Written instruction - Quote the records word for word from the start up to and including the line with "In the image", leaving out the pictures.
───── Excerpted records
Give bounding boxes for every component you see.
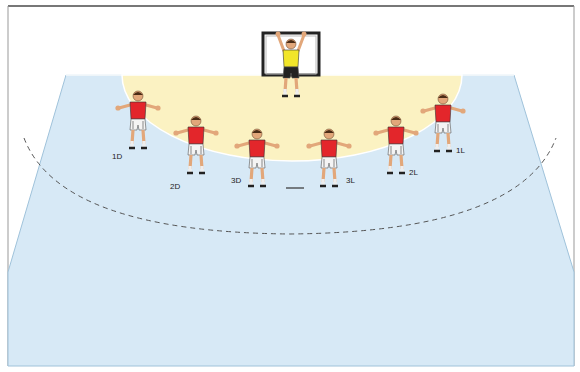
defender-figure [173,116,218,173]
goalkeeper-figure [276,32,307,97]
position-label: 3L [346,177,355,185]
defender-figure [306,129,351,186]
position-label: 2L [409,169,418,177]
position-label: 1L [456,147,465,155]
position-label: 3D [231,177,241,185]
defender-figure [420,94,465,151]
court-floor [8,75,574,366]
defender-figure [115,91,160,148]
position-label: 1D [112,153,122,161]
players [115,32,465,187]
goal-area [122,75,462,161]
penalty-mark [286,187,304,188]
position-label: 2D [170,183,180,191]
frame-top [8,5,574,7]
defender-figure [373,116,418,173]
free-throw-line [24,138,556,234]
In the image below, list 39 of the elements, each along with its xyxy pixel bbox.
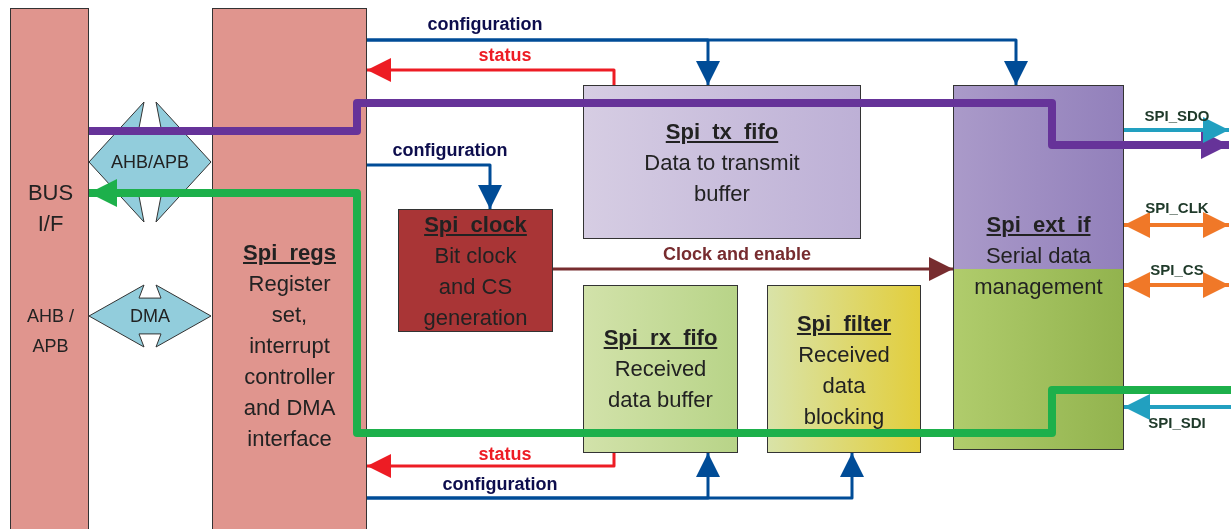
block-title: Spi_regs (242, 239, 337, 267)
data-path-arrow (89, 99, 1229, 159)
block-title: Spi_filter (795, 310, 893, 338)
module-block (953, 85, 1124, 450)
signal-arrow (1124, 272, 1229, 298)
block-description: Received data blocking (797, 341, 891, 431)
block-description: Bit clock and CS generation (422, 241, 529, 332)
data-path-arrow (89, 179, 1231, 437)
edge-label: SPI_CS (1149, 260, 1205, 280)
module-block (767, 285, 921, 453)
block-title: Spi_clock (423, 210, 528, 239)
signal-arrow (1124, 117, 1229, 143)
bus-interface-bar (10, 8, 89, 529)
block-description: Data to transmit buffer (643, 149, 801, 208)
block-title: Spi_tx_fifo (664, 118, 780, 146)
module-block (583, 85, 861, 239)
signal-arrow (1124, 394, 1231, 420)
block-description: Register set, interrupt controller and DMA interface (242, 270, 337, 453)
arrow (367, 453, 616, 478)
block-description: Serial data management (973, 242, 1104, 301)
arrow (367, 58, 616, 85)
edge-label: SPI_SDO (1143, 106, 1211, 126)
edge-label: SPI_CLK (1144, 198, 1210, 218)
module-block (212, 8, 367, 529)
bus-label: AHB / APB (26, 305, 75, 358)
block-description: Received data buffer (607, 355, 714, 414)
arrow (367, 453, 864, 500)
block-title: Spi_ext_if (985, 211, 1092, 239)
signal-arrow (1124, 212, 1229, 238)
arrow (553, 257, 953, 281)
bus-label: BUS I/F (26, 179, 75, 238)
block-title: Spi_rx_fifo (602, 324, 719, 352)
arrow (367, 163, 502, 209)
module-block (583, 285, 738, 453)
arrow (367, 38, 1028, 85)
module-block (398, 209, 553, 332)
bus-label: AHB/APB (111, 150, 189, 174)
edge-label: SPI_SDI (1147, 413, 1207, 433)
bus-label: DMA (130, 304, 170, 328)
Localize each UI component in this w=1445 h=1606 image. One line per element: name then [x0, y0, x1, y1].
──────────
Response below -
Give bounding boxes for every component you see.
defender-figure [173,116,218,173]
goalkeeper-figure [276,32,307,97]
position-label: 3L [346,177,355,185]
defender-figure [306,129,351,186]
position-label: 2L [409,169,418,177]
position-label: 1L [456,147,465,155]
position-label: 3D [231,177,241,185]
defender-figure [420,94,465,151]
court-floor [8,75,574,366]
defender-figure [115,91,160,148]
position-label: 1D [112,153,122,161]
players [115,32,465,187]
goal-area [122,75,462,161]
penalty-mark [286,187,304,188]
position-label: 2D [170,183,180,191]
frame-top [8,5,574,7]
defender-figure [373,116,418,173]
free-throw-line [24,138,556,234]
In the image below, list 39 of the elements, each along with its xyxy pixel bbox.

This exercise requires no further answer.